◆ **Task input**
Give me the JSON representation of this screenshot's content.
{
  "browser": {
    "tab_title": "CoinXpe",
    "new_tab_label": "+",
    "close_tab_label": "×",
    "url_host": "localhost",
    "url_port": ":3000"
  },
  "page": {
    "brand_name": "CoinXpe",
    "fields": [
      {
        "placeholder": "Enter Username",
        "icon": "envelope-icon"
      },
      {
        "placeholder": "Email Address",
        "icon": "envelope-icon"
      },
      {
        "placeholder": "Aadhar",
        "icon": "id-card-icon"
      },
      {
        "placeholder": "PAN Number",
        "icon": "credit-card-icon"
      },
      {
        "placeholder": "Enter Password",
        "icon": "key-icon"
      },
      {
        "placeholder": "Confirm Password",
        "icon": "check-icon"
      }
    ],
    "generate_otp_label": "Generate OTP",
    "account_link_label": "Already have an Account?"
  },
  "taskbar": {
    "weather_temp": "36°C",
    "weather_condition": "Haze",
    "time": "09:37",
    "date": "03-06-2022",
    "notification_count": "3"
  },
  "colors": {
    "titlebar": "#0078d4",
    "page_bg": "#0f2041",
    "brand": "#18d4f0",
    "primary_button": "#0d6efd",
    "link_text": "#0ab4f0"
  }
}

◆ **What you will do**
Your task is to repeat the data exactly; please include every line.

◆ **Result of this task**
Give me the JSON representation of this screenshot's content.
{
  "browser": {
    "tab_title": "CoinXpe",
    "new_tab_label": "+",
    "close_tab_label": "×",
    "url_host": "localhost",
    "url_port": ":3000"
  },
  "page": {
    "brand_name": "CoinXpe",
    "fields": [
      {
        "placeholder": "Enter Username",
        "icon": "envelope-icon"
      },
      {
        "placeholder": "Email Address",
        "icon": "envelope-icon"
      },
      {
        "placeholder": "Aadhar",
        "icon": "id-card-icon"
      },
      {
        "placeholder": "PAN Number",
        "icon": "credit-card-icon"
      },
      {
        "placeholder": "Enter Password",
        "icon": "key-icon"
      },
      {
        "placeholder": "Confirm Password",
        "icon": "check-icon"
      }
    ],
    "generate_otp_label": "Generate OTP",
    "account_link_label": "Already have an Account?"
  },
  "taskbar": {
    "weather_temp": "36°C",
    "weather_condition": "Haze",
    "time": "09:37",
    "date": "03-06-2022",
    "notification_count": "3"
  },
  "colors": {
    "titlebar": "#0078d4",
    "page_bg": "#0f2041",
    "brand": "#18d4f0",
    "primary_button": "#0d6efd",
    "link_text": "#0ab4f0"
  }
}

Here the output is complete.